::: DATASET EXCERPTS

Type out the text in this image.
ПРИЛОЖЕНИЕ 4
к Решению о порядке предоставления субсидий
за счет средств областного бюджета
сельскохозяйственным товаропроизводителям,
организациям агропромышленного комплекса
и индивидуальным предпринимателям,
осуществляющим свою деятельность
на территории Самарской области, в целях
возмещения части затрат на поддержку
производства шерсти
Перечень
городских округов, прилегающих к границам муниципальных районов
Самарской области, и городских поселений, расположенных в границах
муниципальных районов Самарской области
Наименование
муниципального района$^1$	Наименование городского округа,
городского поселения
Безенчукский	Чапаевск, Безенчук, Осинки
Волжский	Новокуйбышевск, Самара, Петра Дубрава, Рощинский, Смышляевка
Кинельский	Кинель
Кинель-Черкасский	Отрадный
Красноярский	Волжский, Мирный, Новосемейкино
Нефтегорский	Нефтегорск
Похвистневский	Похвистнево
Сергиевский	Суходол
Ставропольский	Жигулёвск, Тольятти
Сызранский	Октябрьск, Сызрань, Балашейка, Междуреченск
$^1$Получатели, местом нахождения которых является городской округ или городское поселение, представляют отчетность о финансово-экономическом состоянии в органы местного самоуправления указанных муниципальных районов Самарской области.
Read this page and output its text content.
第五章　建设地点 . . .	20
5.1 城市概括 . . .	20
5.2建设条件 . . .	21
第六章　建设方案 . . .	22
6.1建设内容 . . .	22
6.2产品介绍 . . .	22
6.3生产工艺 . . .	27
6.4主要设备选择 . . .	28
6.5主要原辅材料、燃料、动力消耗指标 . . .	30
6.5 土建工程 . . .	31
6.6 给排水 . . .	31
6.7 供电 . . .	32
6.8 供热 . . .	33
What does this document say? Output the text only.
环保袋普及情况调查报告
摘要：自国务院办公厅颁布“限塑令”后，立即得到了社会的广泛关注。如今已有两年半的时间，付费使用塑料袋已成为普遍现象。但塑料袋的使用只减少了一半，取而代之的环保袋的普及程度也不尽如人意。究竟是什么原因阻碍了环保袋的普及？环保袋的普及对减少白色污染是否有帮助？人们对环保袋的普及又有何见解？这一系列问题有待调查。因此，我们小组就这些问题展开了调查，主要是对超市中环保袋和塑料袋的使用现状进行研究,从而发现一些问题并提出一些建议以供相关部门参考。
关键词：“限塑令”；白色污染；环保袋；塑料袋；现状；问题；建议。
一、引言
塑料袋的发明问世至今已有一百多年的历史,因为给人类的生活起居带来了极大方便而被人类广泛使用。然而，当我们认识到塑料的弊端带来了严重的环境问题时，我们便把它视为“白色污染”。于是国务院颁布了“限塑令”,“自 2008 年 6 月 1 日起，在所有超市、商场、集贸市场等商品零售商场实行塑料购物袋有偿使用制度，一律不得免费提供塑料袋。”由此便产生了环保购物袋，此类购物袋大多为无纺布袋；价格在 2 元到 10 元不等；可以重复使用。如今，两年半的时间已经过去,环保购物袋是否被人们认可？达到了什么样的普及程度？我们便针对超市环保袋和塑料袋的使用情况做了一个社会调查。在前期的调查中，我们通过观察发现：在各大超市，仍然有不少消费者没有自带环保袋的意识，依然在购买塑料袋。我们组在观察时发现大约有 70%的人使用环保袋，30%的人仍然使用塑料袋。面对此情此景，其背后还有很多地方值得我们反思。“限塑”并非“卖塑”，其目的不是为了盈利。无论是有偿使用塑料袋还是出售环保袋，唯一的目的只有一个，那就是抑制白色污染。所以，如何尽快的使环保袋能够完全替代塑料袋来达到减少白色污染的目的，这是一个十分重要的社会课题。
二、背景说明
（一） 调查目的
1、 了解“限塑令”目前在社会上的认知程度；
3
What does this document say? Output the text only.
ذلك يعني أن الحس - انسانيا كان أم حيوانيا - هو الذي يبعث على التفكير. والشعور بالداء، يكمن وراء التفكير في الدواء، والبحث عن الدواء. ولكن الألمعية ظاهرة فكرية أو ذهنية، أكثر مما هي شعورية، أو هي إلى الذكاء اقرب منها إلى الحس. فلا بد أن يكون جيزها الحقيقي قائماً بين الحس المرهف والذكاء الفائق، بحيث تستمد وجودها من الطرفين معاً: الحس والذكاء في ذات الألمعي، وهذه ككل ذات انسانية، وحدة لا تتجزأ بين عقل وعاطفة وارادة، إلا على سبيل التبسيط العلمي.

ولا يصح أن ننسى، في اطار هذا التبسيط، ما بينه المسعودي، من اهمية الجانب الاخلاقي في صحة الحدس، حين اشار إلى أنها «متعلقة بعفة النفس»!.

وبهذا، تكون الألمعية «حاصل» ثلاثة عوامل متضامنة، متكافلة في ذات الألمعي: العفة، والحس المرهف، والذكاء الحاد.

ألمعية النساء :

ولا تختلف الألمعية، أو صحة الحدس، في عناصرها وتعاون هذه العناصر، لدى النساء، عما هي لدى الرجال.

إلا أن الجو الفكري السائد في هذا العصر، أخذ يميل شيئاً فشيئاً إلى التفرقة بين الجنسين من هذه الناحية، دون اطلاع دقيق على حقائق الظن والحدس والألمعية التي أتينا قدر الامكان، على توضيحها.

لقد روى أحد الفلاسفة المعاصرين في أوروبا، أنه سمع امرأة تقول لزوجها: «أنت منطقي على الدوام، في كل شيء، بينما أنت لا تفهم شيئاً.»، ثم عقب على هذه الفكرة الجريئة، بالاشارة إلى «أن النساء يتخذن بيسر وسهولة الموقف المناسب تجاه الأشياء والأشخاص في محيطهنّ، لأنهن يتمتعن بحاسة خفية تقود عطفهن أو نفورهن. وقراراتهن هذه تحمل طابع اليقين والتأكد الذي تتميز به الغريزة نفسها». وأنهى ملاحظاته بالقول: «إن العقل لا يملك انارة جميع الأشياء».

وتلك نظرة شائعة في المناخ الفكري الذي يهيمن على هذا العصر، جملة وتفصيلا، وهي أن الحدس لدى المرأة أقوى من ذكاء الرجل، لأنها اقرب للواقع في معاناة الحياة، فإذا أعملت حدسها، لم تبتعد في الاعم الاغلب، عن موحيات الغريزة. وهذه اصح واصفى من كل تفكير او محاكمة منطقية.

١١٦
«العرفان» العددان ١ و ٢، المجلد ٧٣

::::::

TASK INSTRUCTIONS: From the entries, copy out each line containing the word "Волжский".

PROBLEM SOLUTION:
Волжский	Новокуйбышевск, Самара, Петра Дубрава, Рощинский, Смышляевка
Красноярский	Волжский, Мирный, Новосемейкино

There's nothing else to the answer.